## Supplied records
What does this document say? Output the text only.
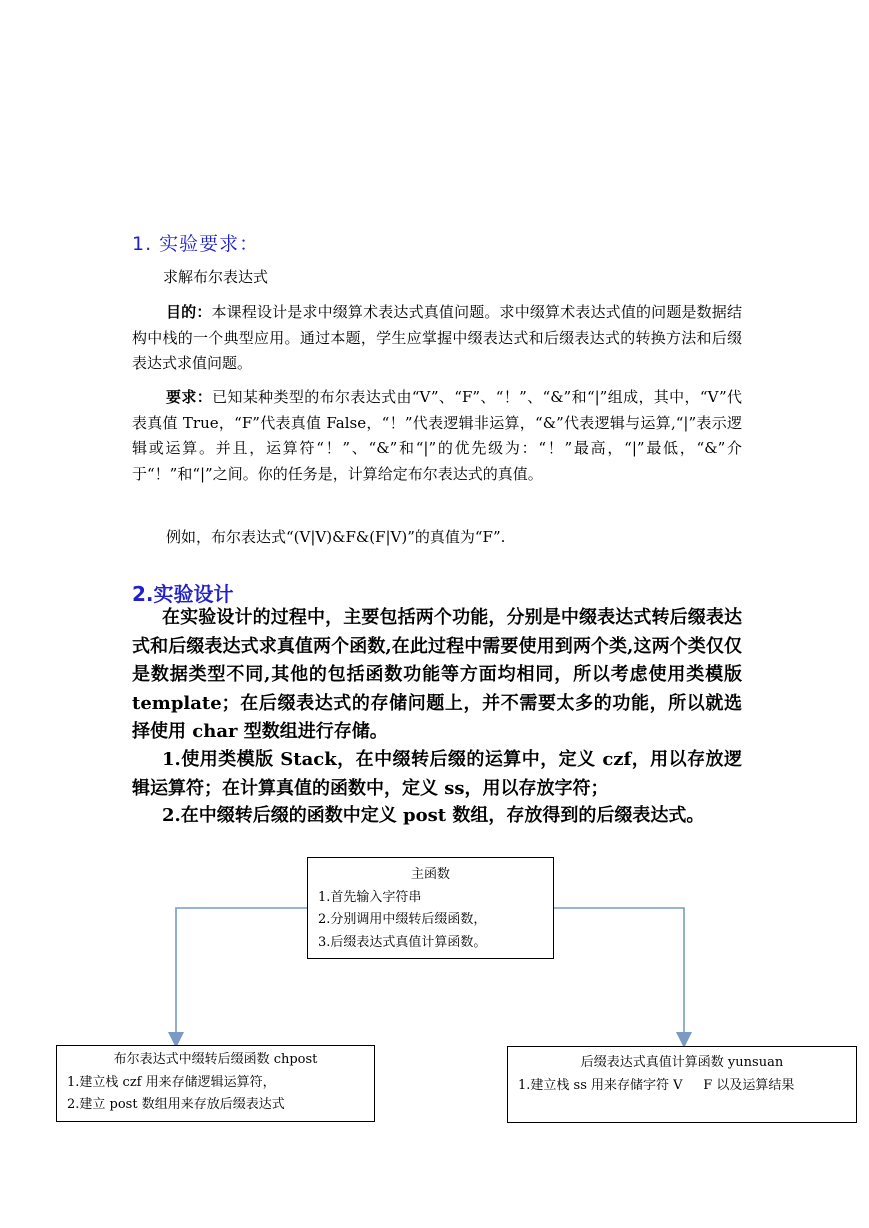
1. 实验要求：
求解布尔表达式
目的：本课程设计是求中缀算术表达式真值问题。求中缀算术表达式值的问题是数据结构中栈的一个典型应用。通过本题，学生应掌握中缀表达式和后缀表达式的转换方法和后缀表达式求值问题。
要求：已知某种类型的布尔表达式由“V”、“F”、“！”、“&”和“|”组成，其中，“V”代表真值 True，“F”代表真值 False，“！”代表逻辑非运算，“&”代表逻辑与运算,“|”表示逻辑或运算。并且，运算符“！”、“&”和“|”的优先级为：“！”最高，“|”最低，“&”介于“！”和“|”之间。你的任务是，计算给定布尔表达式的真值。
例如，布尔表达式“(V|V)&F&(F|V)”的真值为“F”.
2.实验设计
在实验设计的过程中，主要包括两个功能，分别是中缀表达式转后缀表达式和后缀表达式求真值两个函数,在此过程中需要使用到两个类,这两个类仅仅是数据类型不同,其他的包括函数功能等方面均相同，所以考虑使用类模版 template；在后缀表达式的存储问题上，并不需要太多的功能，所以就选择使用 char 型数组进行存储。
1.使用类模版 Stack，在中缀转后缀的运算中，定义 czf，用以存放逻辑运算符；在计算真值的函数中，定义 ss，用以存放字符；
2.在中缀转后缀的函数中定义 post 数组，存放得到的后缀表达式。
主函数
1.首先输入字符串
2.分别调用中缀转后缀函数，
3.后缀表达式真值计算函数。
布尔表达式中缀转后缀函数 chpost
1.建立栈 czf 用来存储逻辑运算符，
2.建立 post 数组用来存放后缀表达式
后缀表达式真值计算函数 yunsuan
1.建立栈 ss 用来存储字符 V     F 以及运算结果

## Instruction
Collect each line containing the string "后缀表达式真值计算函数".

## Exercise solution
3.后缀表达式真值计算函数。
后缀表达式真值计算函数 yunsuan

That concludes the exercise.